## [Objective]
Could you give the data below again, exactly and completely?

>> START

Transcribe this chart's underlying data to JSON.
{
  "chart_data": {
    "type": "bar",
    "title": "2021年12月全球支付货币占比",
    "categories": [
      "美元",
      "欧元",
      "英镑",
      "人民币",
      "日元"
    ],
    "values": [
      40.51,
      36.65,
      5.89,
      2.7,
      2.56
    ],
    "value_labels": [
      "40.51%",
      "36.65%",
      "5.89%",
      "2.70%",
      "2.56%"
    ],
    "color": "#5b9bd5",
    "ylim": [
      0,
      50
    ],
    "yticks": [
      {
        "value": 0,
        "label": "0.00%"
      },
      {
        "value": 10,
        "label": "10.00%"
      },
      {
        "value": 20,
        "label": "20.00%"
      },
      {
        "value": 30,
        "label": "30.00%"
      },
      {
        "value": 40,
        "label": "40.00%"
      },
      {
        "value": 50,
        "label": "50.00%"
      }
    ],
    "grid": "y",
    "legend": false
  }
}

>> END

## [Exercise result]
Transcribe this chart's underlying data to JSON.
{
  "chart_data": {
    "type": "bar",
    "title": "2021年12月全球支付货币占比",
    "categories": [
      "美元",
      "欧元",
      "英镑",
      "人民币",
      "日元"
    ],
    "values": [
      40.51,
      36.65,
      5.89,
      2.7,
      2.56
    ],
    "value_labels": [
      "40.51%",
      "36.65%",
      "5.89%",
      "2.70%",
      "2.56%"
    ],
    "color": "#5b9bd5",
    "ylim": [
      0,
      50
    ],
    "yticks": [
      {
        "value": 0,
        "label": "0.00%"
      },
      {
        "value": 10,
        "label": "10.00%"
      },
      {
        "value": 20,
        "label": "20.00%"
      },
      {
        "value": 30,
        "label": "30.00%"
      },
      {
        "value": 40,
        "label": "40.00%"
      },
      {
        "value": 50,
        "label": "50.00%"
      }
    ],
    "grid": "y",
    "legend": false
  }
}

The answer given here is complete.